**DATA SUPPLIED:**
********
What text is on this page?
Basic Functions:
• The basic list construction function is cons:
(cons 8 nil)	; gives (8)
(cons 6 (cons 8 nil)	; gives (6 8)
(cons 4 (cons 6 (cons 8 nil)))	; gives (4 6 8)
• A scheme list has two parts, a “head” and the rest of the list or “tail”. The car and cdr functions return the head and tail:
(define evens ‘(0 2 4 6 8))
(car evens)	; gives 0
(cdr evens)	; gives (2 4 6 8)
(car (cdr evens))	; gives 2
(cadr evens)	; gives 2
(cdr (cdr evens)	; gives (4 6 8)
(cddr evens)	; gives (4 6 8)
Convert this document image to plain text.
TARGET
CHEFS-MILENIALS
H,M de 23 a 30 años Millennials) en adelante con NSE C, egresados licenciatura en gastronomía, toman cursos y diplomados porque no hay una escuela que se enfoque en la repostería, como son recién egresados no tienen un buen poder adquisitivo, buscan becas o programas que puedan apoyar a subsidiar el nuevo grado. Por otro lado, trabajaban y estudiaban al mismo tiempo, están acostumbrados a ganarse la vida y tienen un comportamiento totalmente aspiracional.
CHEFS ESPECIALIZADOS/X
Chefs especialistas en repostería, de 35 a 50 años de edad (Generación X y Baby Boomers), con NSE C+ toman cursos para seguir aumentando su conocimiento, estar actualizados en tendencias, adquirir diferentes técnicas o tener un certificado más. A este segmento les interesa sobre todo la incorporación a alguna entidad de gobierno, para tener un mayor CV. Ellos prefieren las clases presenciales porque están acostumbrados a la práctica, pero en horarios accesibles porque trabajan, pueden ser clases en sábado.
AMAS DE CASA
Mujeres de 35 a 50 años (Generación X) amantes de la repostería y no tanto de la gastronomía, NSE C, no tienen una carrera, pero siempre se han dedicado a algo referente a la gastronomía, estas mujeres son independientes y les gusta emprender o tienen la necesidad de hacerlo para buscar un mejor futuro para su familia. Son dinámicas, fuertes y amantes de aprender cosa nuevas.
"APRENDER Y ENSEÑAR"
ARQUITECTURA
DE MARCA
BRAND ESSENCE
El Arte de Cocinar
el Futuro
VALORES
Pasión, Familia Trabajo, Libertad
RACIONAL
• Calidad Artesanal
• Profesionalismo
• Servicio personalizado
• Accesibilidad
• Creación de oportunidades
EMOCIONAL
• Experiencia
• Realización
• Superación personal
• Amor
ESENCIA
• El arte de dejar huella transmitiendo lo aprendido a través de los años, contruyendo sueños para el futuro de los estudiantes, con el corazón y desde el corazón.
********
**WHAT IS EXPECTED:** Every line above should be retyped exactly as given.

**PROBLEM SOLUTION:**
What text is on this page?
Basic Functions:
• The basic list construction function is cons:
(cons 8 nil)	; gives (8)
(cons 6 (cons 8 nil)	; gives (6 8)
(cons 4 (cons 6 (cons 8 nil)))	; gives (4 6 8)
• A scheme list has two parts, a “head” and the rest of the list or “tail”. The car and cdr functions return the head and tail:
(define evens ‘(0 2 4 6 8))
(car evens)	; gives 0
(cdr evens)	; gives (2 4 6 8)
(car (cdr evens))	; gives 2
(cadr evens)	; gives 2
(cdr (cdr evens)	; gives (4 6 8)
(cddr evens)	; gives (4 6 8)
Convert this document image to plain text.
TARGET
CHEFS-MILENIALS
H,M de 23 a 30 años Millennials) en adelante con NSE C, egresados licenciatura en gastronomía, toman cursos y diplomados porque no hay una escuela que se enfoque en la repostería, como son recién egresados no tienen un buen poder adquisitivo, buscan becas o programas que puedan apoyar a subsidiar el nuevo grado. Por otro lado, trabajaban y estudiaban al mismo tiempo, están acostumbrados a ganarse la vida y tienen un comportamiento totalmente aspiracional.
CHEFS ESPECIALIZADOS/X
Chefs especialistas en repostería, de 35 a 50 años de edad (Generación X y Baby Boomers), con NSE C+ toman cursos para seguir aumentando su conocimiento, estar actualizados en tendencias, adquirir diferentes técnicas o tener un certificado más. A este segmento les interesa sobre todo la incorporación a alguna entidad de gobierno, para tener un mayor CV. Ellos prefieren las clases presenciales porque están acostumbrados a la práctica, pero en horarios accesibles porque trabajan, pueden ser clases en sábado.
AMAS DE CASA
Mujeres de 35 a 50 años (Generación X) amantes de la repostería y no tanto de la gastronomía, NSE C, no tienen una carrera, pero siempre se han dedicado a algo referente a la gastronomía, estas mujeres son independientes y les gusta emprender o tienen la necesidad de hacerlo para buscar un mejor futuro para su familia. Son dinámicas, fuertes y amantes de aprender cosa nuevas.
"APRENDER Y ENSEÑAR"
ARQUITECTURA
DE MARCA
BRAND ESSENCE
El Arte de Cocinar
el Futuro
VALORES
Pasión, Familia Trabajo, Libertad
RACIONAL
• Calidad Artesanal
• Profesionalismo
• Servicio personalizado
• Accesibilidad
• Creación de oportunidades
EMOCIONAL
• Experiencia
• Realización
• Superación personal
• Amor
ESENCIA
• El arte de dejar huella transmitiendo lo aprendido a través de los años, contruyendo sueños para el futuro de los estudiantes, con el corazón y desde el corazón.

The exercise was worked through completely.